> _Work to do_
Print the entries in full, word for word, but not the pictures.

(Data extracted from a collection)
▼▼▼
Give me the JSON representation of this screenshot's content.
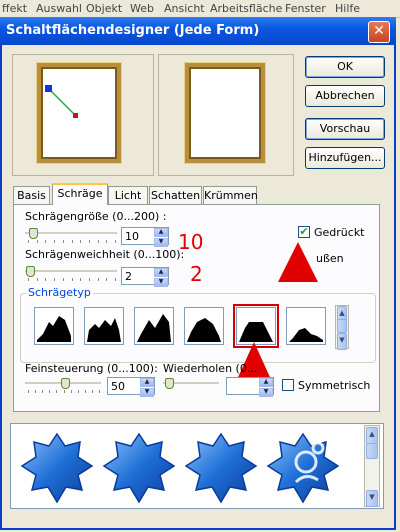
{
  "app_menu": [
    "ffekt",
    "Auswahl",
    "Objekt",
    "Web",
    "Ansicht",
    "Arbeitsfläche",
    "Fenster",
    "Hilfe"
  ],
  "dialog": {
    "title": "Schaltflächendesigner (Jede Form)",
    "close_glyph": "✕"
  },
  "buttons": {
    "ok": "OK",
    "cancel": "Abbrechen",
    "preview": "Vorschau",
    "add": "Hinzufügen..."
  },
  "tabs": [
    "Basis",
    "Schräge",
    "Licht",
    "Schatten",
    "Krümmen"
  ],
  "active_tab": "Schräge",
  "bevel": {
    "size_label": "Schrägengröße (0...200) :",
    "size_value": "10",
    "softness_label": "Schrägenweichheit (0...100):",
    "softness_value": "2",
    "pressed_label": "Gedrückt",
    "pressed_checked": true,
    "outer_label": "ußen",
    "type_label": "Schrägetyp",
    "fine_label": "Feinsteuerung (0...100):",
    "fine_value": "50",
    "repeat_label": "Wiederholen (0...",
    "symmetric_label": "Symmetrisch",
    "symmetric_checked": false,
    "selected_shape": 5
  },
  "annotations": {
    "size_note": "10",
    "softness_note": "2"
  },
  "colors": {
    "title_bar": "#0a58e0",
    "annotation_red": "#e00000",
    "star_blue": "#1e6fd6"
  },
  "icons": {
    "checkmark": "✔",
    "spin_up": "▲",
    "spin_down": "▼"
  }
}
▲▲▲
> _Solution to this problem_
Give me the JSON representation of this screenshot's content.
{
  "app_menu": [
    "ffekt",
    "Auswahl",
    "Objekt",
    "Web",
    "Ansicht",
    "Arbeitsfläche",
    "Fenster",
    "Hilfe"
  ],
  "dialog": {
    "title": "Schaltflächendesigner (Jede Form)",
    "close_glyph": "✕"
  },
  "buttons": {
    "ok": "OK",
    "cancel": "Abbrechen",
    "preview": "Vorschau",
    "add": "Hinzufügen..."
  },
  "tabs": [
    "Basis",
    "Schräge",
    "Licht",
    "Schatten",
    "Krümmen"
  ],
  "active_tab": "Schräge",
  "bevel": {
    "size_label": "Schrägengröße (0...200) :",
    "size_value": "10",
    "softness_label": "Schrägenweichheit (0...100):",
    "softness_value": "2",
    "pressed_label": "Gedrückt",
    "pressed_checked": true,
    "outer_label": "ußen",
    "type_label": "Schrägetyp",
    "fine_label": "Feinsteuerung (0...100):",
    "fine_value": "50",
    "repeat_label": "Wiederholen (0...",
    "symmetric_label": "Symmetrisch",
    "symmetric_checked": false,
    "selected_shape": 5
  },
  "annotations": {
    "size_note": "10",
    "softness_note": "2"
  },
  "colors": {
    "title_bar": "#0a58e0",
    "annotation_red": "#e00000",
    "star_blue": "#1e6fd6"
  },
  "icons": {
    "checkmark": "✔",
    "spin_up": "▲",
    "spin_down": "▼"
  }
}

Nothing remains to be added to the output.